- [Data section]
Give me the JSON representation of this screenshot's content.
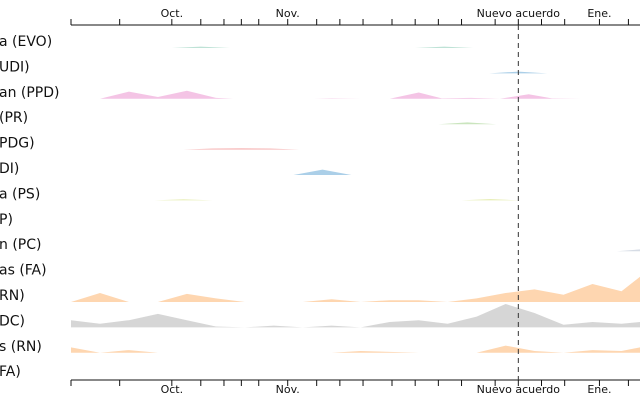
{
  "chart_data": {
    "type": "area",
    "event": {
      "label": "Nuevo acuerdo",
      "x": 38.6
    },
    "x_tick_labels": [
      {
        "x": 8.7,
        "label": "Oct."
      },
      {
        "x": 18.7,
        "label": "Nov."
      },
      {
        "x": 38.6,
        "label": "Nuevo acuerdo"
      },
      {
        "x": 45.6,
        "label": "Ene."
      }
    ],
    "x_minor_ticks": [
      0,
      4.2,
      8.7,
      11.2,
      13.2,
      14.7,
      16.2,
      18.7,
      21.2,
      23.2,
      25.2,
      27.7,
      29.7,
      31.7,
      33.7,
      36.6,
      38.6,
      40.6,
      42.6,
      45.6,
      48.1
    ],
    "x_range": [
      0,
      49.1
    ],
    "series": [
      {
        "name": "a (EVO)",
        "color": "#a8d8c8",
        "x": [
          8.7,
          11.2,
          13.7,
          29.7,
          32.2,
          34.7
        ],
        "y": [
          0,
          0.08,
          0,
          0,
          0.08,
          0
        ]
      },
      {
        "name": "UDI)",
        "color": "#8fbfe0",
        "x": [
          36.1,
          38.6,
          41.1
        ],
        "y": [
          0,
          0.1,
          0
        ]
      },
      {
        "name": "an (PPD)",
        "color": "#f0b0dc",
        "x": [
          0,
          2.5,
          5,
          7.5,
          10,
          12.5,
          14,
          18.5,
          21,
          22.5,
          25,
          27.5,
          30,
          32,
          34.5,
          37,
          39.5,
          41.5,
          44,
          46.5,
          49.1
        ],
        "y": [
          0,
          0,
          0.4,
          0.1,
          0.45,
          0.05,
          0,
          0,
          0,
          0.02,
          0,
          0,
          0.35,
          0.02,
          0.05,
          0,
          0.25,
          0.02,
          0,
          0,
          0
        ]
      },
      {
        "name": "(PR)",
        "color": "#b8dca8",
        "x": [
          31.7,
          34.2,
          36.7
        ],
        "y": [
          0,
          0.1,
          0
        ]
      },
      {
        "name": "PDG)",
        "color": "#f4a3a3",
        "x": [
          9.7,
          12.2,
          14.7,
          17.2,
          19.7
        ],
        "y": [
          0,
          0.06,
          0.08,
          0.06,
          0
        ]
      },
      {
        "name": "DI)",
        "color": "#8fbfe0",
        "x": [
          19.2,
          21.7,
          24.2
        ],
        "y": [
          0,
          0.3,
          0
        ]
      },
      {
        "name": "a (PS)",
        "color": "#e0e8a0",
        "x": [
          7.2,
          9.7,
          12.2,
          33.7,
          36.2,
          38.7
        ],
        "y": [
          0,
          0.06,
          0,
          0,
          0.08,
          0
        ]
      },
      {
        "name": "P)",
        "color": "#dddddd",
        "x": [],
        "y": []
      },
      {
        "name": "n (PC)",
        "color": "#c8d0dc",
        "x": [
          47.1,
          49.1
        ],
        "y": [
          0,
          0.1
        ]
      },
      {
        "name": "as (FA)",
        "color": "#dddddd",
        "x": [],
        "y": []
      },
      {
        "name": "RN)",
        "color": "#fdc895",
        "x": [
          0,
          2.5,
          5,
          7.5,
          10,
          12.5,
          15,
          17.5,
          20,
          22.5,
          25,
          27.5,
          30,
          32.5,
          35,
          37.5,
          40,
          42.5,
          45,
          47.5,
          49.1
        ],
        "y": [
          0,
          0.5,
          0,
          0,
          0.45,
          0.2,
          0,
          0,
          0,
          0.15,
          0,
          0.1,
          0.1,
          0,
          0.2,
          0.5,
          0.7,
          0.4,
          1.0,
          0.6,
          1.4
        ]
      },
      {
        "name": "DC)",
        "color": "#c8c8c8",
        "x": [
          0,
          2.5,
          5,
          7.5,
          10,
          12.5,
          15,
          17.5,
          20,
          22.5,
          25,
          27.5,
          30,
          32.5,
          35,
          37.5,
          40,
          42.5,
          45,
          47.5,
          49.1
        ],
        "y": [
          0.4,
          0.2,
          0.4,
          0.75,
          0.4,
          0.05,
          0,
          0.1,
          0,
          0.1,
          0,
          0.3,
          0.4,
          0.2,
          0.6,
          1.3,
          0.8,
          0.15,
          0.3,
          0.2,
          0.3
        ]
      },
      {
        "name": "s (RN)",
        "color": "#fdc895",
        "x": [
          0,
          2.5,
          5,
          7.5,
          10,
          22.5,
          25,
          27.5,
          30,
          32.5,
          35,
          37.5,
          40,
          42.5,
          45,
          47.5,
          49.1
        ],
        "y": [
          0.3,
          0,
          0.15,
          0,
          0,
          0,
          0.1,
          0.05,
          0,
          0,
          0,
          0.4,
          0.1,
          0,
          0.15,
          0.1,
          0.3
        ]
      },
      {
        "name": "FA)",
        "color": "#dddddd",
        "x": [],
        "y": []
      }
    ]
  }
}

...

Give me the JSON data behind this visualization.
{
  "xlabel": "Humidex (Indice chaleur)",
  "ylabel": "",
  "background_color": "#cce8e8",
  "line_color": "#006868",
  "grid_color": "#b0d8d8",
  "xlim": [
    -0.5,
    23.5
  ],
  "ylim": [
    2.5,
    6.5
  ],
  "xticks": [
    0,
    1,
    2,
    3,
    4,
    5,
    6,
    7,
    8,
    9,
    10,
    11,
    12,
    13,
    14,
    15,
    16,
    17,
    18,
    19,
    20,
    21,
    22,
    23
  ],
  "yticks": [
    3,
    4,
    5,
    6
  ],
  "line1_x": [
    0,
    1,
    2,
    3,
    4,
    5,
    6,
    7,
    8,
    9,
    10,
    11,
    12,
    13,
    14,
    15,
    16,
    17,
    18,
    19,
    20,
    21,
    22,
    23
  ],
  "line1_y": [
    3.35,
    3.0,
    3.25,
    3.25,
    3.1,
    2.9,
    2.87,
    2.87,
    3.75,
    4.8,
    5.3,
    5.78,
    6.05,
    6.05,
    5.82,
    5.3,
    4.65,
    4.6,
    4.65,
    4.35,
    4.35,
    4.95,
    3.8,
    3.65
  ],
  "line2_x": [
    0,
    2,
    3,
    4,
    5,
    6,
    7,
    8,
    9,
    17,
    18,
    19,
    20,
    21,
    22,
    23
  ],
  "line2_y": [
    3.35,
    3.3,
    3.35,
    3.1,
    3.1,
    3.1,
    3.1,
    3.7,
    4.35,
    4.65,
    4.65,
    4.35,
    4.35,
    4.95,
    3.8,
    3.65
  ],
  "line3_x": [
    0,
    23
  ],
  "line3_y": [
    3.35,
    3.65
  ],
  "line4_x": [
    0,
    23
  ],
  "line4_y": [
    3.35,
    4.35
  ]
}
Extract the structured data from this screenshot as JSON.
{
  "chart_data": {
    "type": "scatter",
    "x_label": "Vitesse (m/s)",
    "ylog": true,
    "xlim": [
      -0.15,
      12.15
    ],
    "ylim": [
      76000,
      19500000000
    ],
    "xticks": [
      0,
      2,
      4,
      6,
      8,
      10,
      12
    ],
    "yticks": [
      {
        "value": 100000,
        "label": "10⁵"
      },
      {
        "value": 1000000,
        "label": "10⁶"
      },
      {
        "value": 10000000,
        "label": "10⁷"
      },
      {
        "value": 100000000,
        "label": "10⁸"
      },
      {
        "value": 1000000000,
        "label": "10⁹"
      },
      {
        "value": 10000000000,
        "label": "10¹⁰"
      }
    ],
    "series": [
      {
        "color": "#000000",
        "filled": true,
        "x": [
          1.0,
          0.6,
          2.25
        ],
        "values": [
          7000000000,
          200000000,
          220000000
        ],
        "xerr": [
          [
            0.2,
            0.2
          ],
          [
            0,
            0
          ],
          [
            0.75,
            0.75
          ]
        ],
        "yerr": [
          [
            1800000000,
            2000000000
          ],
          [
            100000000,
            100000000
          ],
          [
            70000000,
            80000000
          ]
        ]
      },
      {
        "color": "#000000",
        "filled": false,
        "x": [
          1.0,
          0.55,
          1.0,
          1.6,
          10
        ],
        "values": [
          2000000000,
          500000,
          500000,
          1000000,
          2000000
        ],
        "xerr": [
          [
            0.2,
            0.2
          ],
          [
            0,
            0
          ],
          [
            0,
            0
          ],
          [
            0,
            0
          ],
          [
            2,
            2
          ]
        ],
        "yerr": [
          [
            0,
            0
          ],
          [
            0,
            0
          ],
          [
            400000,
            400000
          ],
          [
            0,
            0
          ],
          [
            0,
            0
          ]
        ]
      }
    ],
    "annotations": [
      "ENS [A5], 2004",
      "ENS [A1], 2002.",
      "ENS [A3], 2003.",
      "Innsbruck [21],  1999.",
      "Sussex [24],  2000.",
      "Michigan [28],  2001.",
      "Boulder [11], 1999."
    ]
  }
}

- [Task to carry out]
Go through the records and copy each line with "this" in it.

- [Answer to the exercise]
Give me the JSON representation of this screenshot's content.
Give me the JSON data behind this visualization.
Extract the structured data from this screenshot as JSON.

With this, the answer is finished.